*Task*: Lines containing the string "detached" are to be counted; report the number and nothing more.

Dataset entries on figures

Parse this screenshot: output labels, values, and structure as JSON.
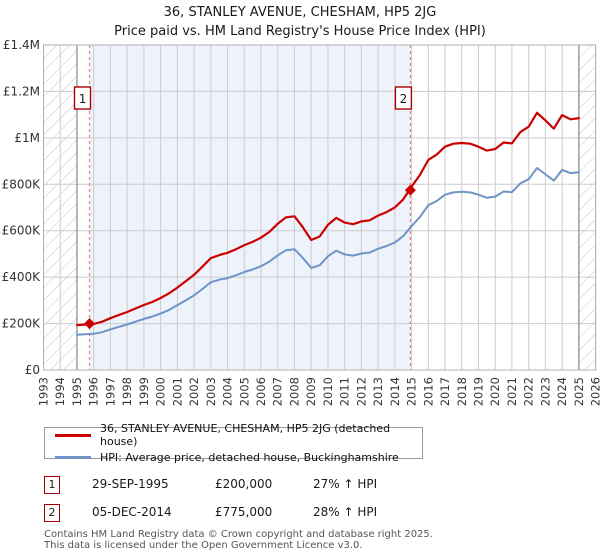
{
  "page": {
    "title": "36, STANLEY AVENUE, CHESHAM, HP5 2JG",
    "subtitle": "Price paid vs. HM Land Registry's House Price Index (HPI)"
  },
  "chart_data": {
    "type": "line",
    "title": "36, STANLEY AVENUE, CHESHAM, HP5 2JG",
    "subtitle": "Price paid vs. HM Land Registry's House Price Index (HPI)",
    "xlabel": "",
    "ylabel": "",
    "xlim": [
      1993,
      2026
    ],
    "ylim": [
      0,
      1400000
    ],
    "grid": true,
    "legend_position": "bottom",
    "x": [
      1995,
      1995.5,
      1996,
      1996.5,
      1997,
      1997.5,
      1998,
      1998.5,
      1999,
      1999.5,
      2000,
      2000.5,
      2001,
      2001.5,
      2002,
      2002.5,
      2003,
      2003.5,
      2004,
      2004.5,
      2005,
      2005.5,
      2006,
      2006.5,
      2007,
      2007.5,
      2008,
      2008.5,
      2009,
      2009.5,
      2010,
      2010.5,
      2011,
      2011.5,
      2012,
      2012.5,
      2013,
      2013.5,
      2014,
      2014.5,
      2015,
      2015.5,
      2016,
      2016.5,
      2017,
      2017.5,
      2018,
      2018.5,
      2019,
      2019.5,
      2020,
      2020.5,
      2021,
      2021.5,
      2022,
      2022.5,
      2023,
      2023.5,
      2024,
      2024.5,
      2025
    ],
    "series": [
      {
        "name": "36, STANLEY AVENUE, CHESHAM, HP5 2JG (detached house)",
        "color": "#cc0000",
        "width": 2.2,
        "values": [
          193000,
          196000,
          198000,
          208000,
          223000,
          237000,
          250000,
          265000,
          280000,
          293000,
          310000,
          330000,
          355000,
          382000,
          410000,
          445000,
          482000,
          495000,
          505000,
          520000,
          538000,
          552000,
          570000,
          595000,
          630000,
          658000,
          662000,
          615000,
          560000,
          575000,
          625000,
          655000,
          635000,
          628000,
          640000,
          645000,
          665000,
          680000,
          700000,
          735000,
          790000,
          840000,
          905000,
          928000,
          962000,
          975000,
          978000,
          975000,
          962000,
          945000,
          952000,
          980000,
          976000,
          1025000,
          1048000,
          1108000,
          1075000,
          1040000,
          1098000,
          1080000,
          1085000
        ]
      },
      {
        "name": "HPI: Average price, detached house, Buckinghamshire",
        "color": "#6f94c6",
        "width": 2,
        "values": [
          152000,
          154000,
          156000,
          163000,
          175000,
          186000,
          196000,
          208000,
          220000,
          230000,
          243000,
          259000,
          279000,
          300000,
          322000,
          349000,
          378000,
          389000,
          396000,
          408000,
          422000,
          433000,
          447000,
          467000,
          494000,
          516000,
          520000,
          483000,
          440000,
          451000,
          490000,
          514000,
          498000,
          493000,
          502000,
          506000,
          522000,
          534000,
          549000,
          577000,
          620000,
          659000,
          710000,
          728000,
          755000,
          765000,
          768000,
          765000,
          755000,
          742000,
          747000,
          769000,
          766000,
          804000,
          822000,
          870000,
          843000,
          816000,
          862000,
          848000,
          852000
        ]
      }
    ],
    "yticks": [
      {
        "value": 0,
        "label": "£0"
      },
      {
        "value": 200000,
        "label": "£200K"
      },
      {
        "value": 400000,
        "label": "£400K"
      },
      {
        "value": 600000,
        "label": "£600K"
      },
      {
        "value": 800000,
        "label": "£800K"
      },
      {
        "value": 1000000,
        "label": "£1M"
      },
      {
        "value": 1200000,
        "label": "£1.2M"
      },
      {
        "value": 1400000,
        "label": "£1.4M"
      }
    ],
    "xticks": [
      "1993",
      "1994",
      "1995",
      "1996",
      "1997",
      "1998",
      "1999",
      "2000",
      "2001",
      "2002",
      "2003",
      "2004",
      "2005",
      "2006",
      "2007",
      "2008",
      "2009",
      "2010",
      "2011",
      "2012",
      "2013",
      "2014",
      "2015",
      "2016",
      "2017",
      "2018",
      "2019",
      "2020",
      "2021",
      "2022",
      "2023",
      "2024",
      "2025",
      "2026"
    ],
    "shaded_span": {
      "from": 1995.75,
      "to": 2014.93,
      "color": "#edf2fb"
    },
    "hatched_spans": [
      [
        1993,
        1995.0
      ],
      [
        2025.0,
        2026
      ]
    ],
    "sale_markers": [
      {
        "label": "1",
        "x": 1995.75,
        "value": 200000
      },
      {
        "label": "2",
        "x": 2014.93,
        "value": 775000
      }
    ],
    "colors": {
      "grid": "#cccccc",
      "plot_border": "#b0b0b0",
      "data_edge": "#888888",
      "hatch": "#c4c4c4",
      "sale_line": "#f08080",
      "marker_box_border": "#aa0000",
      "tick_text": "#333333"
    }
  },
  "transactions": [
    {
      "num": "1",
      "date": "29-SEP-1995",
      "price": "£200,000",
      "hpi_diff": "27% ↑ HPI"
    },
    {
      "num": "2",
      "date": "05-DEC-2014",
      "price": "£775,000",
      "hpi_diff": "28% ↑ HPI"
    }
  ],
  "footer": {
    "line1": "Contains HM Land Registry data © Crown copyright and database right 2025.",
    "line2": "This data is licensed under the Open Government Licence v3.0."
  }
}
* * *
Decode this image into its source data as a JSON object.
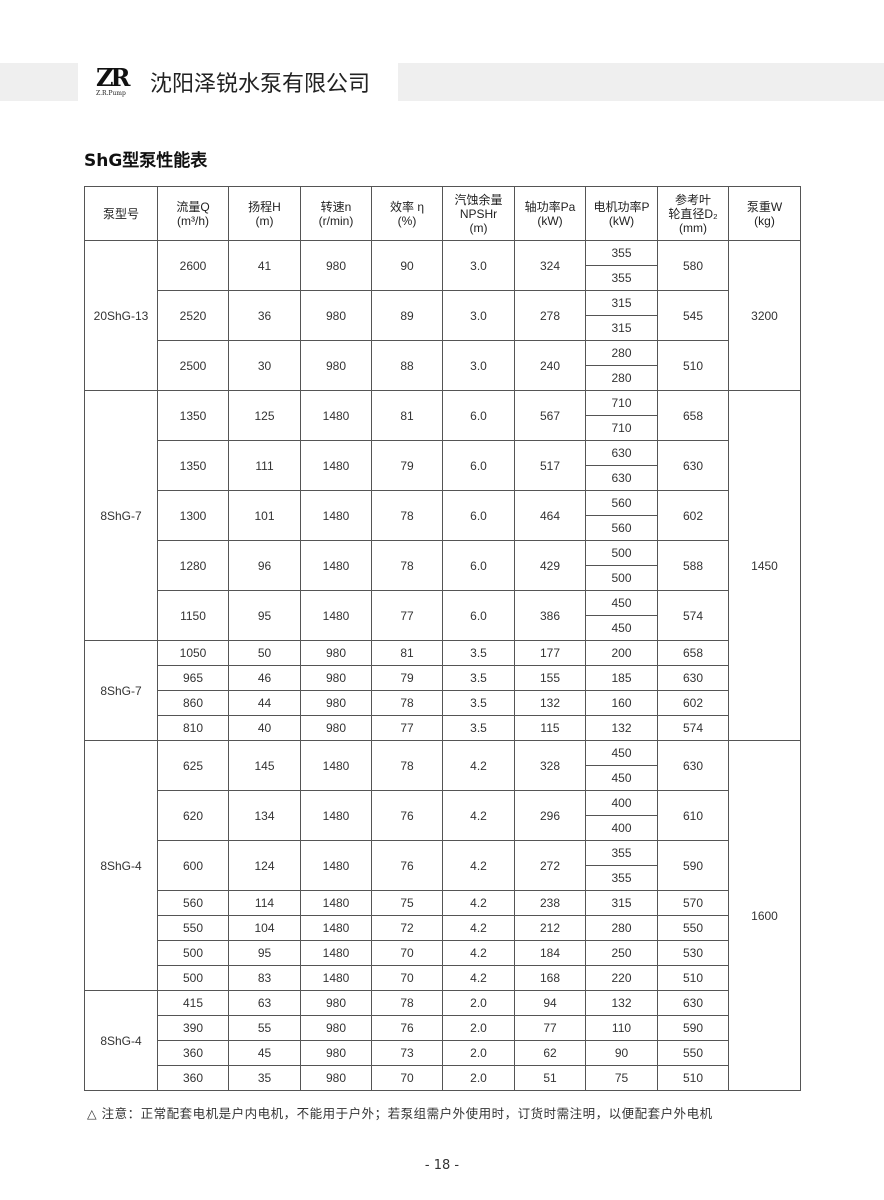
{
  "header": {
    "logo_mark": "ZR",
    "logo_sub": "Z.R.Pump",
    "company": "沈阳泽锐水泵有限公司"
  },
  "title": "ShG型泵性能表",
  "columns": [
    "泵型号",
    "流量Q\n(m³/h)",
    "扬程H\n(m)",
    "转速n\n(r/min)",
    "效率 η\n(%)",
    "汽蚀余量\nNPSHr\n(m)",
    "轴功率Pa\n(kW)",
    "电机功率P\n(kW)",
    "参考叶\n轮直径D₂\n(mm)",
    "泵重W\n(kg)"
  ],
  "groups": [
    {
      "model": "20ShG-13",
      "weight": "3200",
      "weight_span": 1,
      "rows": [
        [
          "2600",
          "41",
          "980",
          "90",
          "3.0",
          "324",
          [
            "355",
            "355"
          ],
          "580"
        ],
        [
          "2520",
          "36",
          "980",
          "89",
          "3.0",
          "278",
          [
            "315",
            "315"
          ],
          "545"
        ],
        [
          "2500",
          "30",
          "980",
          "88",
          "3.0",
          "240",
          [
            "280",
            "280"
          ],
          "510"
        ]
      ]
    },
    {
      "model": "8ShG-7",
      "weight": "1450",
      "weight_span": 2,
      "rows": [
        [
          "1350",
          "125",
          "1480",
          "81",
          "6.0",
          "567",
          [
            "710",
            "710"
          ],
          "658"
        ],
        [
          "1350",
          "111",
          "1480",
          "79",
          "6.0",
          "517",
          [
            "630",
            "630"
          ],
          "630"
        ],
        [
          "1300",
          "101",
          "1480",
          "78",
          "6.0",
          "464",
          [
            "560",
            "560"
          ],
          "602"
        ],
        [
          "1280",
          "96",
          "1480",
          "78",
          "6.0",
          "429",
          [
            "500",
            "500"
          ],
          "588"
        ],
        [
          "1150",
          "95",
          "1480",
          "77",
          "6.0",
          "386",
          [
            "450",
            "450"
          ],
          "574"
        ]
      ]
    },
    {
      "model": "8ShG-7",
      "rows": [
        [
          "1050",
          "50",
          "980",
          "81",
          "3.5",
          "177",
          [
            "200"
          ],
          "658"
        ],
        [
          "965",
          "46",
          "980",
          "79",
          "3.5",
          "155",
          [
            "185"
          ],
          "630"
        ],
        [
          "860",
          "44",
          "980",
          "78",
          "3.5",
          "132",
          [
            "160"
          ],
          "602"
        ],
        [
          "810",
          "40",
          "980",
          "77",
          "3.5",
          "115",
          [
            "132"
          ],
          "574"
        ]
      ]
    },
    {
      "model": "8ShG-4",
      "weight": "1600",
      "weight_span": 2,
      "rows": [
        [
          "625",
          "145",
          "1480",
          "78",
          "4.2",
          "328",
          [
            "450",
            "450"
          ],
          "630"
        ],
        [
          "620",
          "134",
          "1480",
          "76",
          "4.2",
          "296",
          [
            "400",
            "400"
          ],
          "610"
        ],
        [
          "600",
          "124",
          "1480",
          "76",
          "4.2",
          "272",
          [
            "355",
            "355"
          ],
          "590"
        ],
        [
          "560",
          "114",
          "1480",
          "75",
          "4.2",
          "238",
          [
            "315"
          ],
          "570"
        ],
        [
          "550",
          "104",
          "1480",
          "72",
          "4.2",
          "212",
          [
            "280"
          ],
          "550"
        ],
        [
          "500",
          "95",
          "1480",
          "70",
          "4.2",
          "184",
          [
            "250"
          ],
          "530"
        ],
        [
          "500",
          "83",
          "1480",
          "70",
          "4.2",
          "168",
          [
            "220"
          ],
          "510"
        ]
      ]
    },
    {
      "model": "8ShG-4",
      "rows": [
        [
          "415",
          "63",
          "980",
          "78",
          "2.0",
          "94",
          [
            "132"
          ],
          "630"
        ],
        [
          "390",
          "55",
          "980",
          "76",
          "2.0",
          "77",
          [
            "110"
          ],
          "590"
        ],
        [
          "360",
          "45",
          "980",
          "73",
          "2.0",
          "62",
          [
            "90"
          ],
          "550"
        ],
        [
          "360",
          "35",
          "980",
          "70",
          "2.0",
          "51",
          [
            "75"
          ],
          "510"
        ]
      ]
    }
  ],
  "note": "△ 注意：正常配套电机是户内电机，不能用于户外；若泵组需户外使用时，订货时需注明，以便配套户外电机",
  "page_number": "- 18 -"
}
...
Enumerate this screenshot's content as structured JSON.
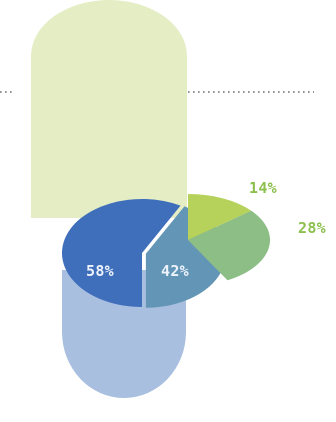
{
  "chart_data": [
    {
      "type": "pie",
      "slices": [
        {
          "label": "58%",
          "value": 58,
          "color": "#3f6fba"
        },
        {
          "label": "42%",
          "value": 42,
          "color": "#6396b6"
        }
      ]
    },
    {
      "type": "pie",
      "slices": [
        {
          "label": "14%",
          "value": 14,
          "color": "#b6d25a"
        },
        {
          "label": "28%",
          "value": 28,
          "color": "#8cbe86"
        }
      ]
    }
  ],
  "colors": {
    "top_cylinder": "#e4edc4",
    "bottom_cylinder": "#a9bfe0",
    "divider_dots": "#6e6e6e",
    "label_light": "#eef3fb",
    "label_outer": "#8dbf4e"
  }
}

*Correct output*: 2